◆ **Objective**
Your task is to restate the data word for word.

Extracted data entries
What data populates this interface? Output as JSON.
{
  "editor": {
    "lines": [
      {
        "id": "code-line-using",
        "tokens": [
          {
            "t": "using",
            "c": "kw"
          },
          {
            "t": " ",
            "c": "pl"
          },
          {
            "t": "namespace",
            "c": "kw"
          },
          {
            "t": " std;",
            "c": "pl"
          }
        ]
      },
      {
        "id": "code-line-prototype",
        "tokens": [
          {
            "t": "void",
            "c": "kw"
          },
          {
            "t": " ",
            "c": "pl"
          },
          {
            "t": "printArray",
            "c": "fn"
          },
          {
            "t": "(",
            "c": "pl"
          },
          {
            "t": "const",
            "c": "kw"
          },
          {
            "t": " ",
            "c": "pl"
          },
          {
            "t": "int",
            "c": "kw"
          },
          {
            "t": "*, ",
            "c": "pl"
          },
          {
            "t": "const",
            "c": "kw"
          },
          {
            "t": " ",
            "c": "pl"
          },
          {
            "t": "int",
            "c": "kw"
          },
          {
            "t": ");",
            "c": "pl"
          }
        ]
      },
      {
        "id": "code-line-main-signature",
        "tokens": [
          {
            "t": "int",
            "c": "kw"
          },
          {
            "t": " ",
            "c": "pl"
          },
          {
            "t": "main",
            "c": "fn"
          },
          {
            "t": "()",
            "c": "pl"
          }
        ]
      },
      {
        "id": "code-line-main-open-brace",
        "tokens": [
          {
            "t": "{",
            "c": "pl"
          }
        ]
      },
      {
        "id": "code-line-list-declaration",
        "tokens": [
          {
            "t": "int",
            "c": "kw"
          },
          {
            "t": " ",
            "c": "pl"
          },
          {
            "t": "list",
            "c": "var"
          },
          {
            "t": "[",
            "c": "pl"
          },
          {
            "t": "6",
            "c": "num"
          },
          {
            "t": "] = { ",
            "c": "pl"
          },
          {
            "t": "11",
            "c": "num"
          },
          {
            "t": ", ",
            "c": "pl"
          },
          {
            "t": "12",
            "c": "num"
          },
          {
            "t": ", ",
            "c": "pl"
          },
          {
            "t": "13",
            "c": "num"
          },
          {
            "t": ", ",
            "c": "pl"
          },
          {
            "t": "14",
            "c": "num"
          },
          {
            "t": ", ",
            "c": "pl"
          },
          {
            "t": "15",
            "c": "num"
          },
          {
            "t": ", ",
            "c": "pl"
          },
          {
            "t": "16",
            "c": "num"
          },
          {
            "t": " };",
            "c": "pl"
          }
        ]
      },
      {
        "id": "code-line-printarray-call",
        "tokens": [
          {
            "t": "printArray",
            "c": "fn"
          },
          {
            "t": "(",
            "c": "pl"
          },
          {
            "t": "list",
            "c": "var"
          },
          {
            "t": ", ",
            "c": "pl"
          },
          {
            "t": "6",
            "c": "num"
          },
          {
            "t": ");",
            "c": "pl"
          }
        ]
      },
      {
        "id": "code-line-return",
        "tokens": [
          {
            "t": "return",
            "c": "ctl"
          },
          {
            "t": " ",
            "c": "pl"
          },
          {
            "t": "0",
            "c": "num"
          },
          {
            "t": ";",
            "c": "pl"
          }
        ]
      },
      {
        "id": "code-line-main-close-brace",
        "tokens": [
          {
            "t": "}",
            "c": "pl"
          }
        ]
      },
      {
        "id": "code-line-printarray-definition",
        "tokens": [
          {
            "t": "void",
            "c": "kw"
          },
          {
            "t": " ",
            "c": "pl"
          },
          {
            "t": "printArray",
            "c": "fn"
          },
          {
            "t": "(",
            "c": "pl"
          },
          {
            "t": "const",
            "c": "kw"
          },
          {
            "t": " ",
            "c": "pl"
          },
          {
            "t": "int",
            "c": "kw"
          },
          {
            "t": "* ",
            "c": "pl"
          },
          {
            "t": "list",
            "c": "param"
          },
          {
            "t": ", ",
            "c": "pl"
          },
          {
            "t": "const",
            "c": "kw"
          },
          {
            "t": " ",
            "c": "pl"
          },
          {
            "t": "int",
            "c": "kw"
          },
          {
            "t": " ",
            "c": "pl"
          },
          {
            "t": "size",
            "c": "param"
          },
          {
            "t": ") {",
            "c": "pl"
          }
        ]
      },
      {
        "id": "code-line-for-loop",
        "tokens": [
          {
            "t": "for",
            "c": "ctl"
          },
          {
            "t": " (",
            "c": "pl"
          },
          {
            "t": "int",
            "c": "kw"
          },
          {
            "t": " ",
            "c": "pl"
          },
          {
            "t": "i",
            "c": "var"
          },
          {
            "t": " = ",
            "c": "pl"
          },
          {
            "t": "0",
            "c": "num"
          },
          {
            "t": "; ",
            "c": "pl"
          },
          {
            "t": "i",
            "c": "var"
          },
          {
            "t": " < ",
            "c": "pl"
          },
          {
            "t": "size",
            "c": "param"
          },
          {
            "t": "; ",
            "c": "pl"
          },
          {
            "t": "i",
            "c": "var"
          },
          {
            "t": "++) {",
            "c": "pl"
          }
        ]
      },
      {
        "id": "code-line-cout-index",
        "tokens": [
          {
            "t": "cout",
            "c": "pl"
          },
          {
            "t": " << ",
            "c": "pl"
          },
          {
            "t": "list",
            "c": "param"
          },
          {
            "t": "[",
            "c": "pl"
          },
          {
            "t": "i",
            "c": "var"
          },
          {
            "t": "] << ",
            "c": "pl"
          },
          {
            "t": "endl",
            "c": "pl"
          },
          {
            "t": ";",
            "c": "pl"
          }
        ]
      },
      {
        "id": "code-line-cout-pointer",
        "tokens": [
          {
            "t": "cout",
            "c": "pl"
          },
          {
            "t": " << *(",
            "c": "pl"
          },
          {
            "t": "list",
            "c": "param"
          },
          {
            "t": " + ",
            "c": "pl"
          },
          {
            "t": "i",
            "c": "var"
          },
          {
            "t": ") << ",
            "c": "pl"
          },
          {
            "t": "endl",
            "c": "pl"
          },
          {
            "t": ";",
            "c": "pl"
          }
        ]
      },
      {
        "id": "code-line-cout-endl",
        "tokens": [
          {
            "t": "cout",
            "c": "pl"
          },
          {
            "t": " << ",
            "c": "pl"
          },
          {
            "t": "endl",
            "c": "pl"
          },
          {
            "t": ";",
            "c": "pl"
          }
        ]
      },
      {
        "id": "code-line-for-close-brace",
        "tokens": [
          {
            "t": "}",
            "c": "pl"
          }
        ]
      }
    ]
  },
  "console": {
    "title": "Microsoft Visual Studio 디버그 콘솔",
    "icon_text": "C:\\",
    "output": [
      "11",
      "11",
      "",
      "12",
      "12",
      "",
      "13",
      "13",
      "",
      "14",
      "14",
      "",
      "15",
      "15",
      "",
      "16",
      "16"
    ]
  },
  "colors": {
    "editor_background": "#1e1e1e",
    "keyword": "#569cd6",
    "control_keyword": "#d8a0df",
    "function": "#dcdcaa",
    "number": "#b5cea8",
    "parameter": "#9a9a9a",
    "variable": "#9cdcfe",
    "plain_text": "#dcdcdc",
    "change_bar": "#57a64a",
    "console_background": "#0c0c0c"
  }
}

◆ **The output**
What data populates this interface? Output as JSON.
{
  "editor": {
    "lines": [
      {
        "id": "code-line-using",
        "tokens": [
          {
            "t": "using",
            "c": "kw"
          },
          {
            "t": " ",
            "c": "pl"
          },
          {
            "t": "namespace",
            "c": "kw"
          },
          {
            "t": " std;",
            "c": "pl"
          }
        ]
      },
      {
        "id": "code-line-prototype",
        "tokens": [
          {
            "t": "void",
            "c": "kw"
          },
          {
            "t": " ",
            "c": "pl"
          },
          {
            "t": "printArray",
            "c": "fn"
          },
          {
            "t": "(",
            "c": "pl"
          },
          {
            "t": "const",
            "c": "kw"
          },
          {
            "t": " ",
            "c": "pl"
          },
          {
            "t": "int",
            "c": "kw"
          },
          {
            "t": "*, ",
            "c": "pl"
          },
          {
            "t": "const",
            "c": "kw"
          },
          {
            "t": " ",
            "c": "pl"
          },
          {
            "t": "int",
            "c": "kw"
          },
          {
            "t": ");",
            "c": "pl"
          }
        ]
      },
      {
        "id": "code-line-main-signature",
        "tokens": [
          {
            "t": "int",
            "c": "kw"
          },
          {
            "t": " ",
            "c": "pl"
          },
          {
            "t": "main",
            "c": "fn"
          },
          {
            "t": "()",
            "c": "pl"
          }
        ]
      },
      {
        "id": "code-line-main-open-brace",
        "tokens": [
          {
            "t": "{",
            "c": "pl"
          }
        ]
      },
      {
        "id": "code-line-list-declaration",
        "tokens": [
          {
            "t": "int",
            "c": "kw"
          },
          {
            "t": " ",
            "c": "pl"
          },
          {
            "t": "list",
            "c": "var"
          },
          {
            "t": "[",
            "c": "pl"
          },
          {
            "t": "6",
            "c": "num"
          },
          {
            "t": "] = { ",
            "c": "pl"
          },
          {
            "t": "11",
            "c": "num"
          },
          {
            "t": ", ",
            "c": "pl"
          },
          {
            "t": "12",
            "c": "num"
          },
          {
            "t": ", ",
            "c": "pl"
          },
          {
            "t": "13",
            "c": "num"
          },
          {
            "t": ", ",
            "c": "pl"
          },
          {
            "t": "14",
            "c": "num"
          },
          {
            "t": ", ",
            "c": "pl"
          },
          {
            "t": "15",
            "c": "num"
          },
          {
            "t": ", ",
            "c": "pl"
          },
          {
            "t": "16",
            "c": "num"
          },
          {
            "t": " };",
            "c": "pl"
          }
        ]
      },
      {
        "id": "code-line-printarray-call",
        "tokens": [
          {
            "t": "printArray",
            "c": "fn"
          },
          {
            "t": "(",
            "c": "pl"
          },
          {
            "t": "list",
            "c": "var"
          },
          {
            "t": ", ",
            "c": "pl"
          },
          {
            "t": "6",
            "c": "num"
          },
          {
            "t": ");",
            "c": "pl"
          }
        ]
      },
      {
        "id": "code-line-return",
        "tokens": [
          {
            "t": "return",
            "c": "ctl"
          },
          {
            "t": " ",
            "c": "pl"
          },
          {
            "t": "0",
            "c": "num"
          },
          {
            "t": ";",
            "c": "pl"
          }
        ]
      },
      {
        "id": "code-line-main-close-brace",
        "tokens": [
          {
            "t": "}",
            "c": "pl"
          }
        ]
      },
      {
        "id": "code-line-printarray-definition",
        "tokens": [
          {
            "t": "void",
            "c": "kw"
          },
          {
            "t": " ",
            "c": "pl"
          },
          {
            "t": "printArray",
            "c": "fn"
          },
          {
            "t": "(",
            "c": "pl"
          },
          {
            "t": "const",
            "c": "kw"
          },
          {
            "t": " ",
            "c": "pl"
          },
          {
            "t": "int",
            "c": "kw"
          },
          {
            "t": "* ",
            "c": "pl"
          },
          {
            "t": "list",
            "c": "param"
          },
          {
            "t": ", ",
            "c": "pl"
          },
          {
            "t": "const",
            "c": "kw"
          },
          {
            "t": " ",
            "c": "pl"
          },
          {
            "t": "int",
            "c": "kw"
          },
          {
            "t": " ",
            "c": "pl"
          },
          {
            "t": "size",
            "c": "param"
          },
          {
            "t": ") {",
            "c": "pl"
          }
        ]
      },
      {
        "id": "code-line-for-loop",
        "tokens": [
          {
            "t": "for",
            "c": "ctl"
          },
          {
            "t": " (",
            "c": "pl"
          },
          {
            "t": "int",
            "c": "kw"
          },
          {
            "t": " ",
            "c": "pl"
          },
          {
            "t": "i",
            "c": "var"
          },
          {
            "t": " = ",
            "c": "pl"
          },
          {
            "t": "0",
            "c": "num"
          },
          {
            "t": "; ",
            "c": "pl"
          },
          {
            "t": "i",
            "c": "var"
          },
          {
            "t": " < ",
            "c": "pl"
          },
          {
            "t": "size",
            "c": "param"
          },
          {
            "t": "; ",
            "c": "pl"
          },
          {
            "t": "i",
            "c": "var"
          },
          {
            "t": "++) {",
            "c": "pl"
          }
        ]
      },
      {
        "id": "code-line-cout-index",
        "tokens": [
          {
            "t": "cout",
            "c": "pl"
          },
          {
            "t": " << ",
            "c": "pl"
          },
          {
            "t": "list",
            "c": "param"
          },
          {
            "t": "[",
            "c": "pl"
          },
          {
            "t": "i",
            "c": "var"
          },
          {
            "t": "] << ",
            "c": "pl"
          },
          {
            "t": "endl",
            "c": "pl"
          },
          {
            "t": ";",
            "c": "pl"
          }
        ]
      },
      {
        "id": "code-line-cout-pointer",
        "tokens": [
          {
            "t": "cout",
            "c": "pl"
          },
          {
            "t": " << *(",
            "c": "pl"
          },
          {
            "t": "list",
            "c": "param"
          },
          {
            "t": " + ",
            "c": "pl"
          },
          {
            "t": "i",
            "c": "var"
          },
          {
            "t": ") << ",
            "c": "pl"
          },
          {
            "t": "endl",
            "c": "pl"
          },
          {
            "t": ";",
            "c": "pl"
          }
        ]
      },
      {
        "id": "code-line-cout-endl",
        "tokens": [
          {
            "t": "cout",
            "c": "pl"
          },
          {
            "t": " << ",
            "c": "pl"
          },
          {
            "t": "endl",
            "c": "pl"
          },
          {
            "t": ";",
            "c": "pl"
          }
        ]
      },
      {
        "id": "code-line-for-close-brace",
        "tokens": [
          {
            "t": "}",
            "c": "pl"
          }
        ]
      }
    ]
  },
  "console": {
    "title": "Microsoft Visual Studio 디버그 콘솔",
    "icon_text": "C:\\",
    "output": [
      "11",
      "11",
      "",
      "12",
      "12",
      "",
      "13",
      "13",
      "",
      "14",
      "14",
      "",
      "15",
      "15",
      "",
      "16",
      "16"
    ]
  },
  "colors": {
    "editor_background": "#1e1e1e",
    "keyword": "#569cd6",
    "control_keyword": "#d8a0df",
    "function": "#dcdcaa",
    "number": "#b5cea8",
    "parameter": "#9a9a9a",
    "variable": "#9cdcfe",
    "plain_text": "#dcdcdc",
    "change_bar": "#57a64a",
    "console_background": "#0c0c0c"
  }
}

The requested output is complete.